→ Directions: Transcribe every line of the listing below without any deviation.

→ Listing:
• • • •

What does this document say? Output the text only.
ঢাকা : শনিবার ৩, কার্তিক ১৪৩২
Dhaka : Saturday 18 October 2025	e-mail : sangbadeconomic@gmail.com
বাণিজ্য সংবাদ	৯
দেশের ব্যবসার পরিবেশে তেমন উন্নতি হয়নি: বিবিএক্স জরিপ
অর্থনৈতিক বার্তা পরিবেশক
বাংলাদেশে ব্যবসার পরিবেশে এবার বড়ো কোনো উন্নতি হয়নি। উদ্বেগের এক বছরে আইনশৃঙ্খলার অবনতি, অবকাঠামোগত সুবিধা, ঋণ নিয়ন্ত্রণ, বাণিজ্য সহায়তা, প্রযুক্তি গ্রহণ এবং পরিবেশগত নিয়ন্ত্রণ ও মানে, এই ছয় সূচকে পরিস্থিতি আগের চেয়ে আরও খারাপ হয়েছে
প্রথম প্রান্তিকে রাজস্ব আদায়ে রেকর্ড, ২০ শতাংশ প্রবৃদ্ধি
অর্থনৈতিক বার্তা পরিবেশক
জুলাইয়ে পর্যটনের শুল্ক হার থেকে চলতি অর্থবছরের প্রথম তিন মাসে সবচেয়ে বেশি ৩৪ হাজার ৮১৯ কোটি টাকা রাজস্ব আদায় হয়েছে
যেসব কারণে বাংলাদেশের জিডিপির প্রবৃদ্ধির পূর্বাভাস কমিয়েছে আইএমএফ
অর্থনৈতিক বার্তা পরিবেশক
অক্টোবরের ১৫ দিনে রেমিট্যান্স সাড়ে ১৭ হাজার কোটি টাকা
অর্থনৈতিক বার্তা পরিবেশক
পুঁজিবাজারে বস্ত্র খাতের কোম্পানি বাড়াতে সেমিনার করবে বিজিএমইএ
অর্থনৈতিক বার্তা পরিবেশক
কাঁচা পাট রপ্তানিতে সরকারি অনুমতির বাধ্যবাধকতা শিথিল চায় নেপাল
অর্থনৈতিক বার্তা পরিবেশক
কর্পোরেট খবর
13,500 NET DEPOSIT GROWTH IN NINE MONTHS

• • • •

→ Answer to the task:
What does this document say? Output the text only.
ঢাকা : শনিবার ৩, কার্তিক ১৪৩২
Dhaka : Saturday 18 October 2025	e-mail : sangbadeconomic@gmail.com
বাণিজ্য সংবাদ	৯
দেশের ব্যবসার পরিবেশে তেমন উন্নতি হয়নি: বিবিএক্স জরিপ
অর্থনৈতিক বার্তা পরিবেশক
বাংলাদেশে ব্যবসার পরিবেশে এবার বড়ো কোনো উন্নতি হয়নি। উদ্বেগের এক বছরে আইনশৃঙ্খলার অবনতি, অবকাঠামোগত সুবিধা, ঋণ নিয়ন্ত্রণ, বাণিজ্য সহায়তা, প্রযুক্তি গ্রহণ এবং পরিবেশগত নিয়ন্ত্রণ ও মানে, এই ছয় সূচকে পরিস্থিতি আগের চেয়ে আরও খারাপ হয়েছে
প্রথম প্রান্তিকে রাজস্ব আদায়ে রেকর্ড, ২০ শতাংশ প্রবৃদ্ধি
অর্থনৈতিক বার্তা পরিবেশক
জুলাইয়ে পর্যটনের শুল্ক হার থেকে চলতি অর্থবছরের প্রথম তিন মাসে সবচেয়ে বেশি ৩৪ হাজার ৮১৯ কোটি টাকা রাজস্ব আদায় হয়েছে
যেসব কারণে বাংলাদেশের জিডিপির প্রবৃদ্ধির পূর্বাভাস কমিয়েছে আইএমএফ
অর্থনৈতিক বার্তা পরিবেশক
অক্টোবরের ১৫ দিনে রেমিট্যান্স সাড়ে ১৭ হাজার কোটি টাকা
অর্থনৈতিক বার্তা পরিবেশক
পুঁজিবাজারে বস্ত্র খাতের কোম্পানি বাড়াতে সেমিনার করবে বিজিএমইএ
অর্থনৈতিক বার্তা পরিবেশক
কাঁচা পাট রপ্তানিতে সরকারি অনুমতির বাধ্যবাধকতা শিথিল চায় নেপাল
অর্থনৈতিক বার্তা পরিবেশক
কর্পোরেট খবর
13,500 NET DEPOSIT GROWTH IN NINE MONTHS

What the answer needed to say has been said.